▶ [TASK ITEM]: Reproduce the data shown below exactly.

▶ [DATA SHOWN]:
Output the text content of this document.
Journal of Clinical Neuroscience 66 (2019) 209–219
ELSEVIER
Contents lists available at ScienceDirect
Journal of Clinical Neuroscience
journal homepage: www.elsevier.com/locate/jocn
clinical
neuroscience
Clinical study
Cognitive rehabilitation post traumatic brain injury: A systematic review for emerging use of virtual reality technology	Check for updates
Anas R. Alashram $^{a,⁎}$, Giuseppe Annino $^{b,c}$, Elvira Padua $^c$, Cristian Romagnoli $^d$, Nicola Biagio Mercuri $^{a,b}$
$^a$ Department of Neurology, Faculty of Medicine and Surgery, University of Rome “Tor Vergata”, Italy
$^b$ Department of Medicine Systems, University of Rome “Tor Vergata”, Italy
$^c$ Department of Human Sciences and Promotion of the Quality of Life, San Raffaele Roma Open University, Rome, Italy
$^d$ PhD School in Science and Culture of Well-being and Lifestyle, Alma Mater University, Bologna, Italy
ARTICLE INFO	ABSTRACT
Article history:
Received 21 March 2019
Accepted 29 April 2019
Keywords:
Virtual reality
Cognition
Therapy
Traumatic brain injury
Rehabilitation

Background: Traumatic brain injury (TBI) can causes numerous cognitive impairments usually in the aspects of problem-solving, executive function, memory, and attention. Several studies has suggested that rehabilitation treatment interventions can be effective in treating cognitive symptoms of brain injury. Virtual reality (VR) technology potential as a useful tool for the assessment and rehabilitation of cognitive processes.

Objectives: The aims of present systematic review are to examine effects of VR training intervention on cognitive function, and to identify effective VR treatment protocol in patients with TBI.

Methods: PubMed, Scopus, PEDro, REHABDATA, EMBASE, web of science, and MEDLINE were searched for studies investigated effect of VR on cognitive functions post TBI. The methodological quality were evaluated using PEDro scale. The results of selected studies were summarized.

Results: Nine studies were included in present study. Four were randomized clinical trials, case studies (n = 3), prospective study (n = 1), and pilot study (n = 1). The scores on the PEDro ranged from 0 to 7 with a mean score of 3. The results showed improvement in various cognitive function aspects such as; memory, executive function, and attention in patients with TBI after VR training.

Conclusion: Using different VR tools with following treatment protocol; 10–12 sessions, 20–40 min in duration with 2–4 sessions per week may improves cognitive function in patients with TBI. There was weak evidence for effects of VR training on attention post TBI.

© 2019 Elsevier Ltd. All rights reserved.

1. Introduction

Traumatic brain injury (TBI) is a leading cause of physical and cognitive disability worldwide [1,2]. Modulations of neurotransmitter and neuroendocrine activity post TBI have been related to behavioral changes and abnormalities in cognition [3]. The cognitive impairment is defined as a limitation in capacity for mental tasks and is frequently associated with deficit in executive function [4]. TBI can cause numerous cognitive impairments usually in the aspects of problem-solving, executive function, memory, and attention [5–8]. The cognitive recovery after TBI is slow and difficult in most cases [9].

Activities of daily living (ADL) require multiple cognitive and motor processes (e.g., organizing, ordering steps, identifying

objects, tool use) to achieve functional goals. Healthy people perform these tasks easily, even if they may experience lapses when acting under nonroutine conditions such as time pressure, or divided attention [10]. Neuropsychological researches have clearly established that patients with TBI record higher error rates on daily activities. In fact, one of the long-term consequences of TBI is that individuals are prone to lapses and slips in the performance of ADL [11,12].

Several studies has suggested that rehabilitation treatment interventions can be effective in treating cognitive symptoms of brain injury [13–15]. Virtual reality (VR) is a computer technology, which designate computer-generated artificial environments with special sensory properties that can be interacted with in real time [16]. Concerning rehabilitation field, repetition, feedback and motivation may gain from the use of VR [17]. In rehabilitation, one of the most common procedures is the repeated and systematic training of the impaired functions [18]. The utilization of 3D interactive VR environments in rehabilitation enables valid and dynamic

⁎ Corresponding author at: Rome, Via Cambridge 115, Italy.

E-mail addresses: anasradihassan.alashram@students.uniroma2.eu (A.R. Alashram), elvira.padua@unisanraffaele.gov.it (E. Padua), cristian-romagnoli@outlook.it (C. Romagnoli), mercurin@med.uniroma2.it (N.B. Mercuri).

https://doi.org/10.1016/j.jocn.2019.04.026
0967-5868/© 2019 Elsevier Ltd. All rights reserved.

▶ [WRITTEN SOLUTION]:
Output the text content of this document.
Journal of Clinical Neuroscience 66 (2019) 209–219
ELSEVIER
Contents lists available at ScienceDirect
Journal of Clinical Neuroscience
journal homepage: www.elsevier.com/locate/jocn
clinical
neuroscience
Clinical study
Cognitive rehabilitation post traumatic brain injury: A systematic review for emerging use of virtual reality technology	Check for updates
Anas R. Alashram $^{a,⁎}$, Giuseppe Annino $^{b,c}$, Elvira Padua $^c$, Cristian Romagnoli $^d$, Nicola Biagio Mercuri $^{a,b}$
$^a$ Department of Neurology, Faculty of Medicine and Surgery, University of Rome “Tor Vergata”, Italy
$^b$ Department of Medicine Systems, University of Rome “Tor Vergata”, Italy
$^c$ Department of Human Sciences and Promotion of the Quality of Life, San Raffaele Roma Open University, Rome, Italy
$^d$ PhD School in Science and Culture of Well-being and Lifestyle, Alma Mater University, Bologna, Italy
ARTICLE INFO	ABSTRACT
Article history:
Received 21 March 2019
Accepted 29 April 2019
Keywords:
Virtual reality
Cognition
Therapy
Traumatic brain injury
Rehabilitation

Background: Traumatic brain injury (TBI) can causes numerous cognitive impairments usually in the aspects of problem-solving, executive function, memory, and attention. Several studies has suggested that rehabilitation treatment interventions can be effective in treating cognitive symptoms of brain injury. Virtual reality (VR) technology potential as a useful tool for the assessment and rehabilitation of cognitive processes.

Objectives: The aims of present systematic review are to examine effects of VR training intervention on cognitive function, and to identify effective VR treatment protocol in patients with TBI.

Methods: PubMed, Scopus, PEDro, REHABDATA, EMBASE, web of science, and MEDLINE were searched for studies investigated effect of VR on cognitive functions post TBI. The methodological quality were evaluated using PEDro scale. The results of selected studies were summarized.

Results: Nine studies were included in present study. Four were randomized clinical trials, case studies (n = 3), prospective study (n = 1), and pilot study (n = 1). The scores on the PEDro ranged from 0 to 7 with a mean score of 3. The results showed improvement in various cognitive function aspects such as; memory, executive function, and attention in patients with TBI after VR training.

Conclusion: Using different VR tools with following treatment protocol; 10–12 sessions, 20–40 min in duration with 2–4 sessions per week may improves cognitive function in patients with TBI. There was weak evidence for effects of VR training on attention post TBI.

© 2019 Elsevier Ltd. All rights reserved.

1. Introduction

Traumatic brain injury (TBI) is a leading cause of physical and cognitive disability worldwide [1,2]. Modulations of neurotransmitter and neuroendocrine activity post TBI have been related to behavioral changes and abnormalities in cognition [3]. The cognitive impairment is defined as a limitation in capacity for mental tasks and is frequently associated with deficit in executive function [4]. TBI can cause numerous cognitive impairments usually in the aspects of problem-solving, executive function, memory, and attention [5–8]. The cognitive recovery after TBI is slow and difficult in most cases [9].

Activities of daily living (ADL) require multiple cognitive and motor processes (e.g., organizing, ordering steps, identifying

objects, tool use) to achieve functional goals. Healthy people perform these tasks easily, even if they may experience lapses when acting under nonroutine conditions such as time pressure, or divided attention [10]. Neuropsychological researches have clearly established that patients with TBI record higher error rates on daily activities. In fact, one of the long-term consequences of TBI is that individuals are prone to lapses and slips in the performance of ADL [11,12].

Several studies has suggested that rehabilitation treatment interventions can be effective in treating cognitive symptoms of brain injury [13–15]. Virtual reality (VR) is a computer technology, which designate computer-generated artificial environments with special sensory properties that can be interacted with in real time [16]. Concerning rehabilitation field, repetition, feedback and motivation may gain from the use of VR [17]. In rehabilitation, one of the most common procedures is the repeated and systematic training of the impaired functions [18]. The utilization of 3D interactive VR environments in rehabilitation enables valid and dynamic

⁎ Corresponding author at: Rome, Via Cambridge 115, Italy.

E-mail addresses: anasradihassan.alashram@students.uniroma2.eu (A.R. Alashram), elvira.padua@unisanraffaele.gov.it (E. Padua), cristian-romagnoli@outlook.it (C. Romagnoli), mercurin@med.uniroma2.it (N.B. Mercuri).

https://doi.org/10.1016/j.jocn.2019.04.026
0967-5868/© 2019 Elsevier Ltd. All rights reserved.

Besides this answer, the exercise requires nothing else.